__ESTRATTO DEL DOCUMENTO__:
<<<<

Quindi, conoscere il motore diventa di fondamentale importanza, quantomeno nelle sue componenti principali. L’impianto di scarico è una delle parti più importanti che troviamo in ogni auto. No, se state pensando che l’impianto di scarico sia solo un sinonimo di marmitta, vi state sbagliando di grosso. Infatti, la marmitta non è altro che un elemento che compone l’impianto di scarico.

Le funzioni dell’impianto di scarico

L’impianto di scarico, infatti, è un meccanismo decisamente più complesso di quello che si potrebbe pensare. Prima di tutto per via della sua dimensione, dal momento che si estende dal motore e termina praticamente fino all’estremità opposta della vettura. A costituire un impianto di scarico troviamo il centrale, il terminale e i collettori. Fino a qualche decennio fa, l’obiettivo dell’impianto di scarico era quello di alzare il livello di prestazioni dell’auto e di garantire un’efficienza massima del motore, provando a ridurre il più possibile il rumore dello scoppio. Attualmente, invece, l’approccio verso l’impianto di scarico è differente, dal momento che, sebbene abbia conservato tutte queste funzioni, ne presenta un’altra, ovvero quella di diminuire il più possibile le emissioni nocive. Al giorno d’oggi, infatti e per fortuna, è cambiata radicalmente la considerazione e l’attenzione verso l’ambiente, con l’intento di esaltare il più possibile il concetto di ecosostenibilità e di rispetto ambientale.

La prima e più importante funzione a cui è preposto l’impianto di scarico, quindi, è quella di effettuare in modo il più possibile sicuro lo smaltimento dei gas combusti dopo che vengono diffusi dal cilindro. Oltre alla sicurezza, si pone l’accento sulla questione della silenziosità e del rispetto ambientale, come detto. Ecco spiegato il motivo per cui, in tutti i propulsori di ultima generazione si sta ponendo un’attenzione sempre maggiore alla progettazione degli impianti di scarico. Al tempo stesso, viene considerato prioritario occuparsi anche del controllo delle temperature e della sicurezza dell’intero sistema.

>>>>

[Record di dati]

<<<<

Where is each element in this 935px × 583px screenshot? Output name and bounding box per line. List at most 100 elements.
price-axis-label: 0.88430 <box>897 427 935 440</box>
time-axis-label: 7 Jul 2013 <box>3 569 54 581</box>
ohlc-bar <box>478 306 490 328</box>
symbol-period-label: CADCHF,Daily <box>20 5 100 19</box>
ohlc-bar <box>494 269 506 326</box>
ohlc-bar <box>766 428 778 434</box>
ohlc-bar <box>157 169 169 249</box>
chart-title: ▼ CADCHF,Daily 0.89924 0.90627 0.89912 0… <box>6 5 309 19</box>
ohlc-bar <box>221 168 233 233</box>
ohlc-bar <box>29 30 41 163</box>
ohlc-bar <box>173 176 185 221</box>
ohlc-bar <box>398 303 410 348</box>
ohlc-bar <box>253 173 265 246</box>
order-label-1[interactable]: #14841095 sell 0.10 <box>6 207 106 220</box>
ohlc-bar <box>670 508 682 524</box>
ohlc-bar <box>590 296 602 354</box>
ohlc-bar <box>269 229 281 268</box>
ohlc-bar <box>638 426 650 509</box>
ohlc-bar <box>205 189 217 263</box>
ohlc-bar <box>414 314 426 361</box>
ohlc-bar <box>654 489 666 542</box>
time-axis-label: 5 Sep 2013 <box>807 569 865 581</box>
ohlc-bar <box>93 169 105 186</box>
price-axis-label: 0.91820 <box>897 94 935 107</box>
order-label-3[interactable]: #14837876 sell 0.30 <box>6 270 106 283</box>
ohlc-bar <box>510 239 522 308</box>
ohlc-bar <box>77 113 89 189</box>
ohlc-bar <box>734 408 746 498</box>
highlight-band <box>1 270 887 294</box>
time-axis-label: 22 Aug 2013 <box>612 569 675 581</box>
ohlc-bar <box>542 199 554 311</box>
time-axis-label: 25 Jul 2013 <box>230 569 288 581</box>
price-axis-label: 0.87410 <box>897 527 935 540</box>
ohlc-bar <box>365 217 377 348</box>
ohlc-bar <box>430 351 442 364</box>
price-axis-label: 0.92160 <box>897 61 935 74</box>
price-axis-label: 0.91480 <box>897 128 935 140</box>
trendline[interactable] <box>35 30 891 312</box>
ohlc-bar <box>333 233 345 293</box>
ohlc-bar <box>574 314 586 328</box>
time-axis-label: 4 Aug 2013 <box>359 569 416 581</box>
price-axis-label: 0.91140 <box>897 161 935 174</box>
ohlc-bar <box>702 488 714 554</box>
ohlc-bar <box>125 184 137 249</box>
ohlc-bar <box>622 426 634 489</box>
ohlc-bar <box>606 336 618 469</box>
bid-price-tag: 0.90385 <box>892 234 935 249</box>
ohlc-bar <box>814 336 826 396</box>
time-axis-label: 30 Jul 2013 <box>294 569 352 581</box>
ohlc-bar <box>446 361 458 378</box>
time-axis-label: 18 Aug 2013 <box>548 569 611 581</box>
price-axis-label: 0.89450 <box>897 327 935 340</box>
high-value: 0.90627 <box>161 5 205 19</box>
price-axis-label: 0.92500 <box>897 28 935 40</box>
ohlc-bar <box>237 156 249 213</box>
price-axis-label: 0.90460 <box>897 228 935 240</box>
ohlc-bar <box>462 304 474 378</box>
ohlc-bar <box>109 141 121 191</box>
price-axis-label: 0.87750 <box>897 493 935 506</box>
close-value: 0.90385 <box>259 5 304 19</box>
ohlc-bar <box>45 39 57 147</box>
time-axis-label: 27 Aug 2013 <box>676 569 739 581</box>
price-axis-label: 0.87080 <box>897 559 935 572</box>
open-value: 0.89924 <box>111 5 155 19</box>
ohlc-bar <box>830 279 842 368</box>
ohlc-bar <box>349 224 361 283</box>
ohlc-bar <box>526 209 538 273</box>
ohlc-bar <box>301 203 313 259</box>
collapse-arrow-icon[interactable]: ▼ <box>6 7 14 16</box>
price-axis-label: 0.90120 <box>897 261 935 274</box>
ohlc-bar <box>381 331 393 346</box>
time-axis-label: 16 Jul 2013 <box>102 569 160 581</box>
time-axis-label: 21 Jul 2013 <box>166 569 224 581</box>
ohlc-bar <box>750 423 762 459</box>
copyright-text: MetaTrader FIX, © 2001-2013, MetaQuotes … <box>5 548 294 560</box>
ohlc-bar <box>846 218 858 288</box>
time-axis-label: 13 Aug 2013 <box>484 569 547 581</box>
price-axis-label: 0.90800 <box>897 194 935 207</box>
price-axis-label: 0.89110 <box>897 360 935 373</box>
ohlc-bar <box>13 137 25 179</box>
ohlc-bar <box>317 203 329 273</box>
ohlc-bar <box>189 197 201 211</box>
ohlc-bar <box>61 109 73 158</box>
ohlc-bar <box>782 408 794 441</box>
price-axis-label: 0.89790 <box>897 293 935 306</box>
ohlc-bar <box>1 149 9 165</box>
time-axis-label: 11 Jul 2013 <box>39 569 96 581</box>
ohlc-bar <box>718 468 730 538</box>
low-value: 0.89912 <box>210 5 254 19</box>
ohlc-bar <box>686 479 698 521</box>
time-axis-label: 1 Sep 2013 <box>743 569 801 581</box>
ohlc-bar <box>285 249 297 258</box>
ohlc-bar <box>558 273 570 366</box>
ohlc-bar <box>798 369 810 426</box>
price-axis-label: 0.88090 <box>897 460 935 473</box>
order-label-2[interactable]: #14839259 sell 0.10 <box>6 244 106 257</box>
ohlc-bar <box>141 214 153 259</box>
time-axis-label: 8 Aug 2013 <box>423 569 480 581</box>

>>>>

__ESERCIZI PROPOSTI__:
• 1. Nel testo sull'impianto di scarico, da quali componenti è costituito l'impianto?
• 2. Prosegui il testo sull'impianto di scarico a partire dalla sua ultima frase.

__ESERCIZI SVOLTI__:
• 1. Dal centrale, dal terminale e dai collettori.

• 2.
Abbiamo detto che una delle componenti più importanti dell’impianto di scarico è rappresentata dal collettore, che è formato da un complesso di tubi (il cui numero equivale, in pratica, a quello dei cilindri presenti nel motore). Tutti questi tubi finiscono in un solo bocchettone e il collegamento si verifica per mezzo di componenti che vengono chiamate flange. Esattamente dove termina il collettore, ecco che comincia quella parte intermedia che fa da collegamento con il silenziatore e in cui si trova il flessibile. Quest’ultima non è altro che una parte che fa da collegamento e ha il compito di provvedere all’assorbimento di ogni tipo di movimento che compie il motore che si trova all’interno del cofano.

Le altri parti dell’impianto

Una delle principali caratteristiche del flessibile è indubbiamente quella di essere formato da una struttura di filo di acciaio, che viene attorcigliato su una molla elicoidale, che ha la particolare caratteristica di presentare delle spire molto vicine tra loro. L’ultima parte che si incontra e che forma l’impianto di scarico, come detto, prende il nome di silenziatore. Come abbiamo detto, quest’ultima componente ha un ruolo molto importante, che è quello di occuparsi dell’assorbimento di tutto quel rumore che, per forza di cose, viene causato da parte del processo di combustione. Avete capito, adesso, perché è così importante conoscere il motore e tutte le sue parti? Individuare un potenziale malfunzionamento in modo precoce permette di valutare anche il da farsi in maniera molto più serena e consapevole!